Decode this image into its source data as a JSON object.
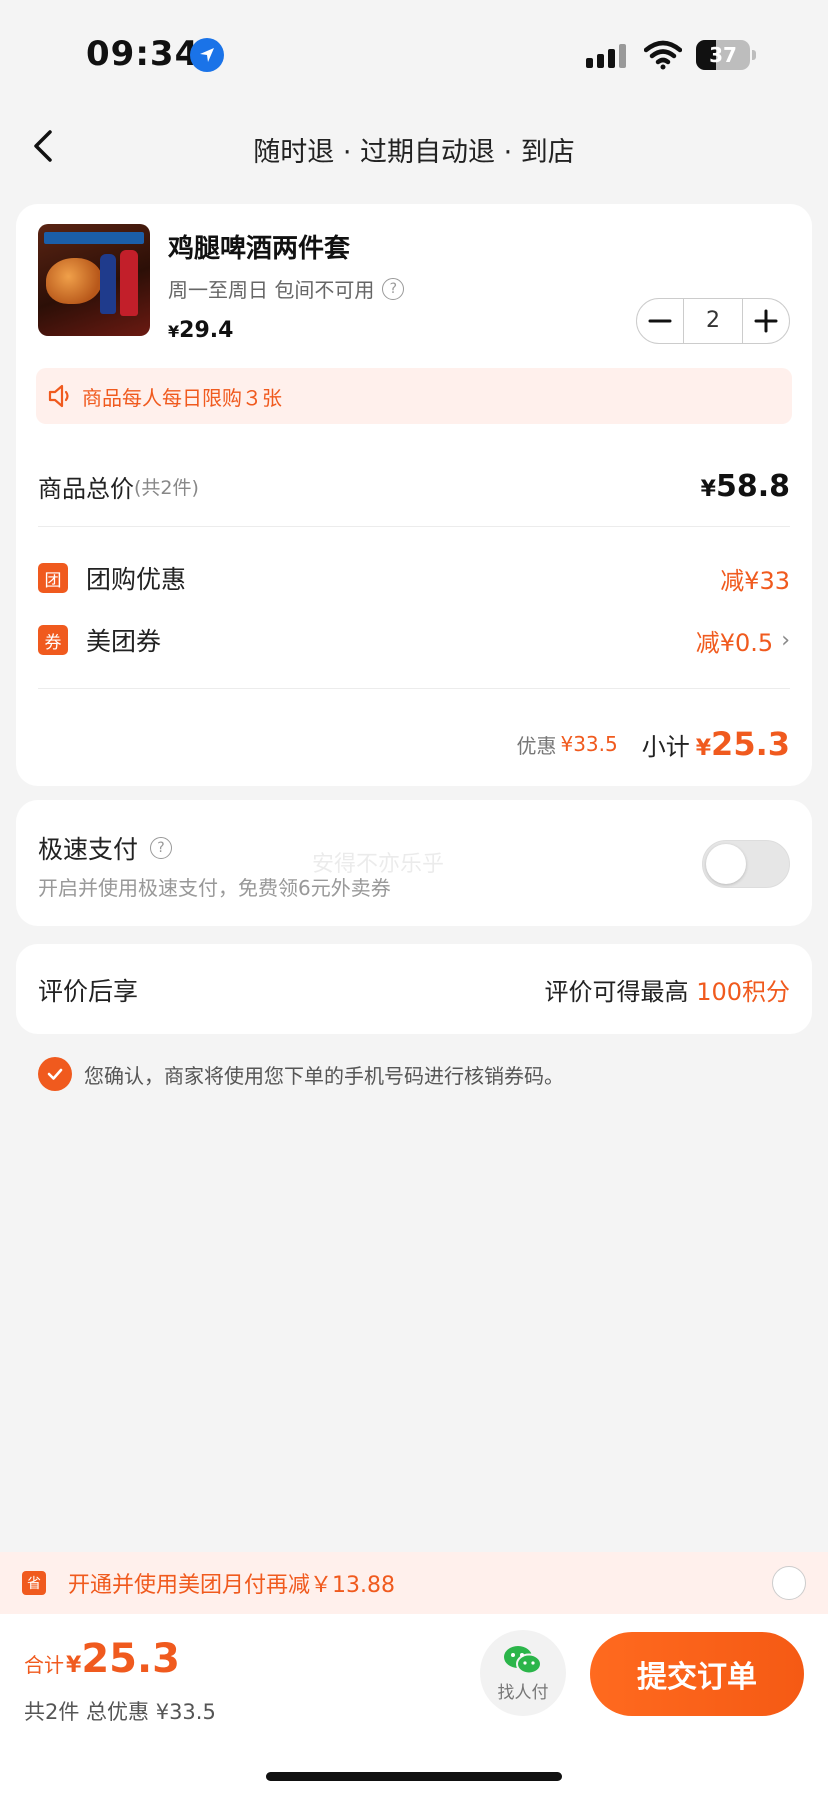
{
  "status_bar": {
    "time": "09:34",
    "battery": "37"
  },
  "nav": {
    "title": "随时退 · 过期自动退 · 到店"
  },
  "product": {
    "name": "鸡腿啤酒两件套",
    "availability": "周一至周日 包间不可用",
    "price_symbol": "¥",
    "price": "29.4",
    "quantity": "2",
    "limit_notice": "商品每人每日限购３张"
  },
  "summary": {
    "total_label": "商品总价",
    "total_count": "(共2件)",
    "total_symbol": "¥",
    "total_value": "58.8",
    "discounts": [
      {
        "badge": "团",
        "label": "团购优惠",
        "value": "减¥33"
      },
      {
        "badge": "券",
        "label": "美团券",
        "value": "减¥0.5"
      }
    ],
    "saving_label": "优惠",
    "saving_value": "¥33.5",
    "subtotal_label": "小计",
    "subtotal_symbol": "¥",
    "subtotal_value": "25.3"
  },
  "quick_pay": {
    "title": "极速支付",
    "description": "开启并使用极速支付，免费领6元外卖券",
    "watermark": "安得不亦乐乎",
    "enabled": false
  },
  "review": {
    "label": "评价后享",
    "prefix": "评价可得最高",
    "points": "100积分"
  },
  "confirm": {
    "text": "您确认，商家将使用您下单的手机号码进行核销券码。",
    "checked": true
  },
  "promo": {
    "icon": "省",
    "text": "开通并使用美团月付再减￥13.88"
  },
  "bottom": {
    "sum_label": "合计",
    "sum_symbol": "¥",
    "sum_value": "25.3",
    "sum_detail": "共2件  总优惠 ¥33.5",
    "friend_pay_label": "找人付",
    "submit_label": "提交订单"
  },
  "colors": {
    "accent": "#f05a1e",
    "background": "#f4f4f4",
    "card": "#ffffff"
  }
}
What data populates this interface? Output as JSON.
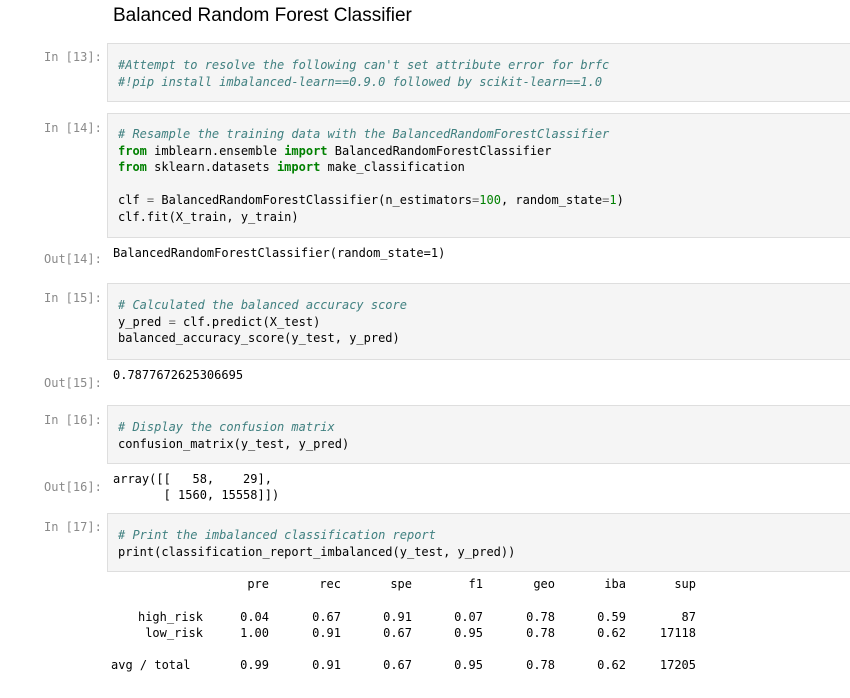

● **Goal**:
Across the material above, how many lines include the string "data"? Only the number is wanted.

● **Response for this exercise**:
2